WRITTEN INSTRUCTION
In your copy, repeat the records exactly and leave out the pictures.

begin

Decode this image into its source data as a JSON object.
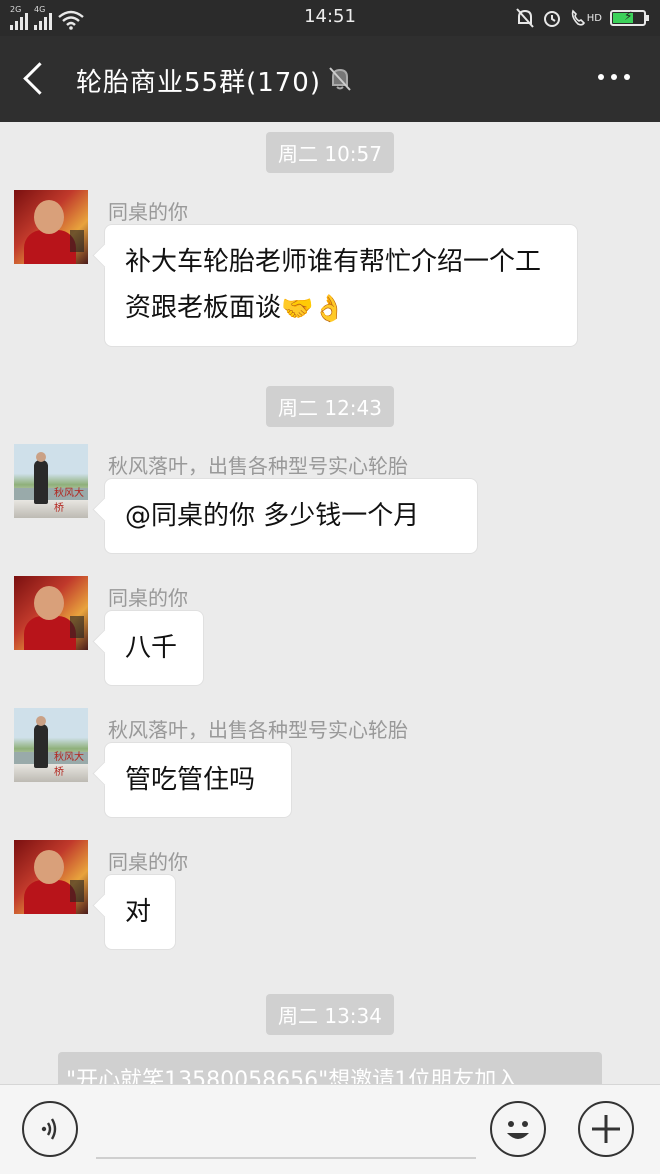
{
  "status_bar": {
    "network_left": "2G",
    "network_right": "4G",
    "time": "14:51",
    "hd_label": "HD",
    "battery_fill_pct": 65
  },
  "header": {
    "title": "轮胎商业55群(170)"
  },
  "messages": [
    {
      "type": "time",
      "text": "周二 10:57"
    },
    {
      "type": "msg",
      "sender": "同桌的你",
      "text": "补大车轮胎老师谁有帮忙介绍一个工资跟老板面谈",
      "emoji": "🤝👌"
    },
    {
      "type": "time",
      "text": "周二 12:43"
    },
    {
      "type": "msg",
      "sender": "秋风落叶，出售各种型号实心轮胎",
      "text": "@同桌的你  多少钱一个月"
    },
    {
      "type": "msg",
      "sender": "同桌的你",
      "text": "八千"
    },
    {
      "type": "msg",
      "sender": "秋风落叶，出售各种型号实心轮胎",
      "text": "管吃管住吗"
    },
    {
      "type": "msg",
      "sender": "同桌的你",
      "text": "对"
    },
    {
      "type": "time",
      "text": "周二 13:34"
    },
    {
      "type": "system",
      "text": "\"开心就笑13580058656\"想邀请1位朋友加入"
    }
  ],
  "input": {
    "placeholder": ""
  },
  "avatar_watermark": "秋风大桥"
}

end

SOLUTION TO THE EXERCISE
Decode this image into its source data as a JSON object.
{
  "status_bar": {
    "network_left": "2G",
    "network_right": "4G",
    "time": "14:51",
    "hd_label": "HD",
    "battery_fill_pct": 65
  },
  "header": {
    "title": "轮胎商业55群(170)"
  },
  "messages": [
    {
      "type": "time",
      "text": "周二 10:57"
    },
    {
      "type": "msg",
      "sender": "同桌的你",
      "text": "补大车轮胎老师谁有帮忙介绍一个工资跟老板面谈",
      "emoji": "🤝👌"
    },
    {
      "type": "time",
      "text": "周二 12:43"
    },
    {
      "type": "msg",
      "sender": "秋风落叶，出售各种型号实心轮胎",
      "text": "@同桌的你  多少钱一个月"
    },
    {
      "type": "msg",
      "sender": "同桌的你",
      "text": "八千"
    },
    {
      "type": "msg",
      "sender": "秋风落叶，出售各种型号实心轮胎",
      "text": "管吃管住吗"
    },
    {
      "type": "msg",
      "sender": "同桌的你",
      "text": "对"
    },
    {
      "type": "time",
      "text": "周二 13:34"
    },
    {
      "type": "system",
      "text": "\"开心就笑13580058656\"想邀请1位朋友加入"
    }
  ],
  "input": {
    "placeholder": ""
  },
  "avatar_watermark": "秋风大桥"
}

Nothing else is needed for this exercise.